Data entries →

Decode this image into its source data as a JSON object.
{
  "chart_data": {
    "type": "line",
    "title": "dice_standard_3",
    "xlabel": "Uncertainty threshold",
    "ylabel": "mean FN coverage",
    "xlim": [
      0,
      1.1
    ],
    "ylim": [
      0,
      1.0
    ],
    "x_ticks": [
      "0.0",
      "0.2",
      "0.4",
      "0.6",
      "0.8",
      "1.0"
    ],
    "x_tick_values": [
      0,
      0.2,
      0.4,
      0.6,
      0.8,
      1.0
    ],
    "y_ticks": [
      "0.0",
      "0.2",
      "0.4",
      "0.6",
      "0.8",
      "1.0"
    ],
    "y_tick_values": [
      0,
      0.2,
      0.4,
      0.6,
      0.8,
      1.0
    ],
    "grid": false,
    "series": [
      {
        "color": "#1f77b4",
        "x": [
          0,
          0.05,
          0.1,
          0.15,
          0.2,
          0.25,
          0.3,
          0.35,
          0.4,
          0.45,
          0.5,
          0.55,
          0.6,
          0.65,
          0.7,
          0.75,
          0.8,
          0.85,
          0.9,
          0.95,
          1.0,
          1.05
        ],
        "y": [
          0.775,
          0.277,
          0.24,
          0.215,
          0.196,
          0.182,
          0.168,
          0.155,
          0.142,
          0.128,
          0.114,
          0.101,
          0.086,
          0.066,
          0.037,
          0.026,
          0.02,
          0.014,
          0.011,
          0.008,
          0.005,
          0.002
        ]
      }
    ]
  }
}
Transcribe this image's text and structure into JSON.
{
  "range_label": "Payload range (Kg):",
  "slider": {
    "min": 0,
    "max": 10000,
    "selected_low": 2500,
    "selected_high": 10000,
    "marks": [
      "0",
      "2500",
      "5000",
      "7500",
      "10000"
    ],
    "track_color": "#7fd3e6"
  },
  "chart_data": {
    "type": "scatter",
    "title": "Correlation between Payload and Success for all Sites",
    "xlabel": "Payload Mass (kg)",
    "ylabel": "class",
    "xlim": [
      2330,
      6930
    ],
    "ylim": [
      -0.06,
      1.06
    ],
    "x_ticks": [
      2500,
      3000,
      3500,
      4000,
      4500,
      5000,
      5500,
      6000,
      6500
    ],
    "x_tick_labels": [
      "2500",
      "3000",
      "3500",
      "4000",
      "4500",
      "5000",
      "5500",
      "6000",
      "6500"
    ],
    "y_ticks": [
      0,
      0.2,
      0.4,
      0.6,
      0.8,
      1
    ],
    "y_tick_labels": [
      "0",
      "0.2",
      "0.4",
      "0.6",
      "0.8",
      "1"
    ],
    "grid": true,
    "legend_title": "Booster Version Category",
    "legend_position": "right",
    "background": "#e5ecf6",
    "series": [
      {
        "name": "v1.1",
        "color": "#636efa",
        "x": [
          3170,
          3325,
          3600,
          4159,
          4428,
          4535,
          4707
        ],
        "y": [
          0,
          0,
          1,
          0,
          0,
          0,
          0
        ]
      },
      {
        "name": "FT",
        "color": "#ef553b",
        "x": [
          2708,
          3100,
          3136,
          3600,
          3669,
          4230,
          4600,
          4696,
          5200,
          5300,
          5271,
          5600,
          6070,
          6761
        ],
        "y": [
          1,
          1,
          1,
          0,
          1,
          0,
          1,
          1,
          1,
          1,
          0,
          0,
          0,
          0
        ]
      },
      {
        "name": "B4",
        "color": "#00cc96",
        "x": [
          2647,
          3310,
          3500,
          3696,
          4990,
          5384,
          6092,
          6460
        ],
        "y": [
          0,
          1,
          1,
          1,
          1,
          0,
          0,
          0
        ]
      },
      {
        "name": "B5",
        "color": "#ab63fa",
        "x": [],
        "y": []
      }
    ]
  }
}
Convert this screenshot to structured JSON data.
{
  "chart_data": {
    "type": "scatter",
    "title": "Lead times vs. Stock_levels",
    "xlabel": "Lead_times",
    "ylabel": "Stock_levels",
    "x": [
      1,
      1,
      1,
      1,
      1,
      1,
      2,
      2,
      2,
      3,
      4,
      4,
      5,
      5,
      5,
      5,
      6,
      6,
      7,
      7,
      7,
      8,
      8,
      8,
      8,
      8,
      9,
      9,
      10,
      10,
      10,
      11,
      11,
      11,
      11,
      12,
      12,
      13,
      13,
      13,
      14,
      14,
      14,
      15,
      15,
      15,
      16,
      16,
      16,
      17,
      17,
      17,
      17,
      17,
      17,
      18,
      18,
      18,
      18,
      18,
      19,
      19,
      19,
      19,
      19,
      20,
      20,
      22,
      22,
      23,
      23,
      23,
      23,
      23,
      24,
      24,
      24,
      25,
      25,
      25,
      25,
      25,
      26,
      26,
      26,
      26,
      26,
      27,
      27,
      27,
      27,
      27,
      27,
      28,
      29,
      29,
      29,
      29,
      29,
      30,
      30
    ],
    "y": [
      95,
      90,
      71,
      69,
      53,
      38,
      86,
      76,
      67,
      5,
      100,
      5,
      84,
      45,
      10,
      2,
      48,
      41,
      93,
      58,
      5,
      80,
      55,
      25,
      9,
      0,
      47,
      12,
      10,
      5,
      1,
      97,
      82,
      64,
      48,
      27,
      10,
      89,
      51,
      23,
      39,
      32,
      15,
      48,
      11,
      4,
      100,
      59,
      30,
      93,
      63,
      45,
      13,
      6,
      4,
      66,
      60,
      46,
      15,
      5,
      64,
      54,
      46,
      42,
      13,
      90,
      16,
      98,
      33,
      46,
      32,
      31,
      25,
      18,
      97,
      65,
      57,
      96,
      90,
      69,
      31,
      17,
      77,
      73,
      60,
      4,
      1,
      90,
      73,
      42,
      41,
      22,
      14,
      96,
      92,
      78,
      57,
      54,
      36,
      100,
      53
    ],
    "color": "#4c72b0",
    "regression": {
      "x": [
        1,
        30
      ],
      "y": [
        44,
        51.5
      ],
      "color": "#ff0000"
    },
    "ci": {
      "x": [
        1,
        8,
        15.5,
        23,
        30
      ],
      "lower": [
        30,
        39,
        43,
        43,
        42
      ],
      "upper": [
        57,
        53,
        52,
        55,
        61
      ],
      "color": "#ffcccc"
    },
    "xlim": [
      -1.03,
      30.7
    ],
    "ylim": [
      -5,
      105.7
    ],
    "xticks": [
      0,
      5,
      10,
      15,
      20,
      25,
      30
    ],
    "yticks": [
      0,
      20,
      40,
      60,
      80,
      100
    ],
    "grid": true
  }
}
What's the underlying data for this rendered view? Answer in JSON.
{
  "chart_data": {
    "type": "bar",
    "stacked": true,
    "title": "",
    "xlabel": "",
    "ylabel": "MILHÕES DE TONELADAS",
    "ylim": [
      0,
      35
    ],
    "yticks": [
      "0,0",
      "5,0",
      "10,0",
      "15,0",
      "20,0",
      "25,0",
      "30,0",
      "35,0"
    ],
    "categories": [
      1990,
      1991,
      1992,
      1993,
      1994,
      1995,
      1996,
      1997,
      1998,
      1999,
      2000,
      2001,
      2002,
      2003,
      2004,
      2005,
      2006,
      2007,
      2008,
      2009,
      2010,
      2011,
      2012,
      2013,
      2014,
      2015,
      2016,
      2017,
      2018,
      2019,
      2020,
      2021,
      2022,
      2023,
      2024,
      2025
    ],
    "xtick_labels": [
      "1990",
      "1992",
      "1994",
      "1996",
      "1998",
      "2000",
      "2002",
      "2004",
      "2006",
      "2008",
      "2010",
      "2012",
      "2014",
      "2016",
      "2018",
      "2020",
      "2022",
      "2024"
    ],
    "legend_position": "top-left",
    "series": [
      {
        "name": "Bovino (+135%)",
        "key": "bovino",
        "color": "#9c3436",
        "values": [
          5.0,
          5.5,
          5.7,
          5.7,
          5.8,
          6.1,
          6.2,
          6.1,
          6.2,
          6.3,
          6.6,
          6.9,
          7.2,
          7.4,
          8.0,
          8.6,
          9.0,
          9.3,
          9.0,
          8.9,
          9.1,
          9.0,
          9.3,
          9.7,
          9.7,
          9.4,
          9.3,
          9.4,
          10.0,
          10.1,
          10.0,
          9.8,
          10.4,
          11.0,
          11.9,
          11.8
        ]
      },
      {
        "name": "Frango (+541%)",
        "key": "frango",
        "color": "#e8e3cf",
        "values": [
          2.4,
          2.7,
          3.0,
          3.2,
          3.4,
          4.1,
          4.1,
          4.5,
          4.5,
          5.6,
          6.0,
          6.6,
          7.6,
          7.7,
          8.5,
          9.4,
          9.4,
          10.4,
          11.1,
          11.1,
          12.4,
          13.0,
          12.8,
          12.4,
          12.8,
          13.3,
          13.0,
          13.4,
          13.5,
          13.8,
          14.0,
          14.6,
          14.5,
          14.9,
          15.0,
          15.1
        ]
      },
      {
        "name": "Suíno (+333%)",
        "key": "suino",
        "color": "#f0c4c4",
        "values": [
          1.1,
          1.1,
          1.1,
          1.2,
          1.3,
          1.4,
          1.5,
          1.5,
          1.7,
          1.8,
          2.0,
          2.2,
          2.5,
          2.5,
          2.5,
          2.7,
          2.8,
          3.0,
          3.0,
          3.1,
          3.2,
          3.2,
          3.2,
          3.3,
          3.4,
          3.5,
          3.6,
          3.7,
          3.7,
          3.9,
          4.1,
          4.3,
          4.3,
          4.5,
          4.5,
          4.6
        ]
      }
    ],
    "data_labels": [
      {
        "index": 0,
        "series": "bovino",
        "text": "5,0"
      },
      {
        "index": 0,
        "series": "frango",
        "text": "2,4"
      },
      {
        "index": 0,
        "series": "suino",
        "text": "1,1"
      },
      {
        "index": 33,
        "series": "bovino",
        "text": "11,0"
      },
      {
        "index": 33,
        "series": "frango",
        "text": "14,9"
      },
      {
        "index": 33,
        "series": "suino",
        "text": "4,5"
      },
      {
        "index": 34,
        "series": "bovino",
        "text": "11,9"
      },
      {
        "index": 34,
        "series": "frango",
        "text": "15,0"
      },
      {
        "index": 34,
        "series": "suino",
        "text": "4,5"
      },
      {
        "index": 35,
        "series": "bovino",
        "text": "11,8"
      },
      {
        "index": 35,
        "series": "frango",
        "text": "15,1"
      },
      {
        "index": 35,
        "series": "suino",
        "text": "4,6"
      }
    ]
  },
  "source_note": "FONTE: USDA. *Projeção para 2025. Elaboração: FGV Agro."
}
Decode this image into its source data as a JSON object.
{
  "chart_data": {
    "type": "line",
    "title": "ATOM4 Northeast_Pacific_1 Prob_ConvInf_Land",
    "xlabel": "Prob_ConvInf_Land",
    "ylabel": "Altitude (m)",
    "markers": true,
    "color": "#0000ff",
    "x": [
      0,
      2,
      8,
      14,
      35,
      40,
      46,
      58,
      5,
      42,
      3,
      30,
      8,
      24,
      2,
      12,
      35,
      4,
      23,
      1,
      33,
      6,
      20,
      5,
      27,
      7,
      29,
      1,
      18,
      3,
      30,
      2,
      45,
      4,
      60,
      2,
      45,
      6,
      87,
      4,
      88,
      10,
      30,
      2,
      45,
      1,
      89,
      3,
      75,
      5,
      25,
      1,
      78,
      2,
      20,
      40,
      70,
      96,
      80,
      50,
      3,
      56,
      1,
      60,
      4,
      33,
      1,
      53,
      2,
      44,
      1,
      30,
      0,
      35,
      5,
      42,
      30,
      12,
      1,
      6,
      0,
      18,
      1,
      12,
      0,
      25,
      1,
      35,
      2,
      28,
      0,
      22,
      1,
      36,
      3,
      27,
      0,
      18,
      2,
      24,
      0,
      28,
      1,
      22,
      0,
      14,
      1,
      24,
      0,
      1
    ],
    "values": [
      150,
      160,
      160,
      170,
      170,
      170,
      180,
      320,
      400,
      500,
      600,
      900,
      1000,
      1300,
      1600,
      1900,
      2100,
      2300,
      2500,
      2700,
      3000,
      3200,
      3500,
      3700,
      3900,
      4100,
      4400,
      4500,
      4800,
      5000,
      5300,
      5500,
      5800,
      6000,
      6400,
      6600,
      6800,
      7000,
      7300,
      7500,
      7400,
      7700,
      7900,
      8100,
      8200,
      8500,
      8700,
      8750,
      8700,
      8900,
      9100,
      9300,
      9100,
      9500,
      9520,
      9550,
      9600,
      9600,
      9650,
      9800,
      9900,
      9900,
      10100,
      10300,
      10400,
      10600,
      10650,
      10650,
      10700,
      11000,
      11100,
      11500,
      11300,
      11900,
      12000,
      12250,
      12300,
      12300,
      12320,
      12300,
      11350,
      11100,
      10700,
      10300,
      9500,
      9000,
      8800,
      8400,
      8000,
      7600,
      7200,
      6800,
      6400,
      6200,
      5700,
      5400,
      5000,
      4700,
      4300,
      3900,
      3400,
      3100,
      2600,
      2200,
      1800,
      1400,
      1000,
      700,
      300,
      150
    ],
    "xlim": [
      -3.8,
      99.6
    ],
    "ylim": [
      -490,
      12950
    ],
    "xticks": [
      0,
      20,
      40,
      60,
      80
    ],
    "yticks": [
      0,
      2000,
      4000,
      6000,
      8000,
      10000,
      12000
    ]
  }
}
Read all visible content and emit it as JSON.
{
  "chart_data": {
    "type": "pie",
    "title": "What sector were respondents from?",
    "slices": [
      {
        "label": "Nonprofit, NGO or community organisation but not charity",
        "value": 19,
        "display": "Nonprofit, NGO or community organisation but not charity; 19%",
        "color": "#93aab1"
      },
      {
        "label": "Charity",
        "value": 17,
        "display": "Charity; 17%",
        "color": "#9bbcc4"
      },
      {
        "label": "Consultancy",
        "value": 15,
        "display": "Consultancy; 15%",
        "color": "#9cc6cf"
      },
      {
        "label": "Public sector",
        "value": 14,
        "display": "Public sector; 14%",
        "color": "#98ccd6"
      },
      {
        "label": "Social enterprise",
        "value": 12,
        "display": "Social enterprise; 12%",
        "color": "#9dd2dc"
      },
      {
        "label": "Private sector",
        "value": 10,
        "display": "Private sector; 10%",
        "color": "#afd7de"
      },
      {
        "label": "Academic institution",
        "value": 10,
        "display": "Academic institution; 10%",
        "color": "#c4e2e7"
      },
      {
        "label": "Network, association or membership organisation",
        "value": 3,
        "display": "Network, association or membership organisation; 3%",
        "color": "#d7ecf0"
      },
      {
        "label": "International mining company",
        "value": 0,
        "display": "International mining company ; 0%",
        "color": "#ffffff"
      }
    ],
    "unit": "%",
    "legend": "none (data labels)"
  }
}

What the exercise asks →
Write out every line of the listing that holds the word "enterprise".

Full answer →
        "label": "Social enterprise",
        "display": "Social enterprise; 12%",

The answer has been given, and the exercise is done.